Monday 5 March 2018

Japan: beautiful, weird and wonderful

Phil I were in Japan together just over two years ago in December 2016. It was one of the most incredible holidays, so I had high hopes for our return this year. 

We arrived at lunchtime for sushi and a wander around Harajuku, we then headed to Shinjuku for another delicious meal at a tiny teppanyaki restaurant called Teshu (or something similar). We sat along the bar and had the chef serve us wagyu sashimi, grilled seafood, beef and veggies, all cooked in front of us and absolutely delicious.

We ended the night at the famous New York bar at the Park Hyatt: Drinking cocktails, listening to a live jazz, and pretending we were Bill and Scarlett...

I felt pretty rough the following day so slept a lot whilst Phil watched the Tokyo marathon runners outside our hotel. We then headed to the samurai museum and met a couple of friends at a strange immersive restaurant called Alcatraz E.R in the evening.. Only in Japan.

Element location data
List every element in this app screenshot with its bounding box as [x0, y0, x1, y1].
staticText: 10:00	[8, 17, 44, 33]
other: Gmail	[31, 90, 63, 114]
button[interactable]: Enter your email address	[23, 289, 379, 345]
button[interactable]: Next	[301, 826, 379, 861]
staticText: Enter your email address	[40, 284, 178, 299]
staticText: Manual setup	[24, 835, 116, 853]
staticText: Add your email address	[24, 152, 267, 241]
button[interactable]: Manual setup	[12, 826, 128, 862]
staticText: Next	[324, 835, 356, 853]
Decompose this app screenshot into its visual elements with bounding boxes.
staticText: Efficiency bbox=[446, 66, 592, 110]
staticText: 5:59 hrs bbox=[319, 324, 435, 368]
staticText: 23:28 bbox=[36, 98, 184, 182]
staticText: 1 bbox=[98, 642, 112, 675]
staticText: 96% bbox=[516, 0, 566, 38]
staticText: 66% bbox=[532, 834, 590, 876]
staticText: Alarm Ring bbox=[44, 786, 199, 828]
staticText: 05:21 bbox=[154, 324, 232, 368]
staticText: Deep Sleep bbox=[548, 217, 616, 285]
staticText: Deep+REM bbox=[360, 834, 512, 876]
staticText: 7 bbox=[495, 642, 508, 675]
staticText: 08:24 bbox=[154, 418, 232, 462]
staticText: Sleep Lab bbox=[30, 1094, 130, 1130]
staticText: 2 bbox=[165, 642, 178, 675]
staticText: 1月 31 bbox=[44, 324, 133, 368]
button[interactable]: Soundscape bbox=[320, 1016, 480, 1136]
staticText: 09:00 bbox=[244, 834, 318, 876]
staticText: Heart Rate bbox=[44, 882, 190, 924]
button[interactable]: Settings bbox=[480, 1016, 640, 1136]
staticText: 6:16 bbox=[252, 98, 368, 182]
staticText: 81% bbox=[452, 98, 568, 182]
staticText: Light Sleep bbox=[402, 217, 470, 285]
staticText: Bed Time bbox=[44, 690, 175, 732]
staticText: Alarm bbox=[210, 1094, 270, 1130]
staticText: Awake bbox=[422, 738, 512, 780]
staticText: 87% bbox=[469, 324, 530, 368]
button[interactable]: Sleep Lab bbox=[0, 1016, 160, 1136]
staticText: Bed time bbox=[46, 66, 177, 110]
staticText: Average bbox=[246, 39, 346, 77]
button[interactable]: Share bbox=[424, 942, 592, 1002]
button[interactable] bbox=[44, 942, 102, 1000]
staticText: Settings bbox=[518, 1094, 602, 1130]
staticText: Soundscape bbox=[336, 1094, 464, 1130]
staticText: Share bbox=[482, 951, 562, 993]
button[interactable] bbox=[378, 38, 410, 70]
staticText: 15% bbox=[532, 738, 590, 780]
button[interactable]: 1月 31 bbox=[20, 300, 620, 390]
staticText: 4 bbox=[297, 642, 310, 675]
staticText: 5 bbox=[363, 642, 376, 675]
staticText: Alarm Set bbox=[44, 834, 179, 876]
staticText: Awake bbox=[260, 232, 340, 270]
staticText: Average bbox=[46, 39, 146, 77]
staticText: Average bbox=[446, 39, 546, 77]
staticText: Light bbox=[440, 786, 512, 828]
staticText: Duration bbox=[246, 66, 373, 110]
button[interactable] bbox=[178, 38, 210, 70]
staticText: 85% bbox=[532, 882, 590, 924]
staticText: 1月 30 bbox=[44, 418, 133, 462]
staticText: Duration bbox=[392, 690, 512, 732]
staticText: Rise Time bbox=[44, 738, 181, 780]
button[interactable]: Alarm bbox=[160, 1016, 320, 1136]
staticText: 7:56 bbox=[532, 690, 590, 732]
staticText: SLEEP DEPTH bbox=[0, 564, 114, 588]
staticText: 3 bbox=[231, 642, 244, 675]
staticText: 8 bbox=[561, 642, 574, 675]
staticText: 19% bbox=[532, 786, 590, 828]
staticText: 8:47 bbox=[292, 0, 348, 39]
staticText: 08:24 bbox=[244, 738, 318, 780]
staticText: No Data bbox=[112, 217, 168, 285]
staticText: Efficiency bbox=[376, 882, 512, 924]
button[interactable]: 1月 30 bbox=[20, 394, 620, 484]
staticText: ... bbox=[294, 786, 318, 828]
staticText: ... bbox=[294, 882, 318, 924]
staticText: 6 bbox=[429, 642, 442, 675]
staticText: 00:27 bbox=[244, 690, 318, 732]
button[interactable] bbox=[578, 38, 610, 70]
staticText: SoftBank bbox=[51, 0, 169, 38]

*Aim*
Transcribe the section of the Japan travel post that opens with the words containing "Monday 5 March" and closes with "Bill and Scarlett...". The rows are separate from the Japan travel post.

*Reply to the task*
Monday 5 March 2018

Japan: beautiful, weird and wonderful

Phil I were in Japan together just over two years ago in December 2016. It was one of the most incredible holidays, so I had high hopes for our return this year. 

We arrived at lunchtime for sushi and a wander around Harajuku, we then headed to Shinjuku for another delicious meal at a tiny teppanyaki restaurant called Teshu (or something similar). We sat along the bar and had the chef serve us wagyu sashimi, grilled seafood, beef and veggies, all cooked in front of us and absolutely delicious.

We ended the night at the famous New York bar at the Park Hyatt: Drinking cocktails, listening to a live jazz, and pretending we were Bill and Scarlett...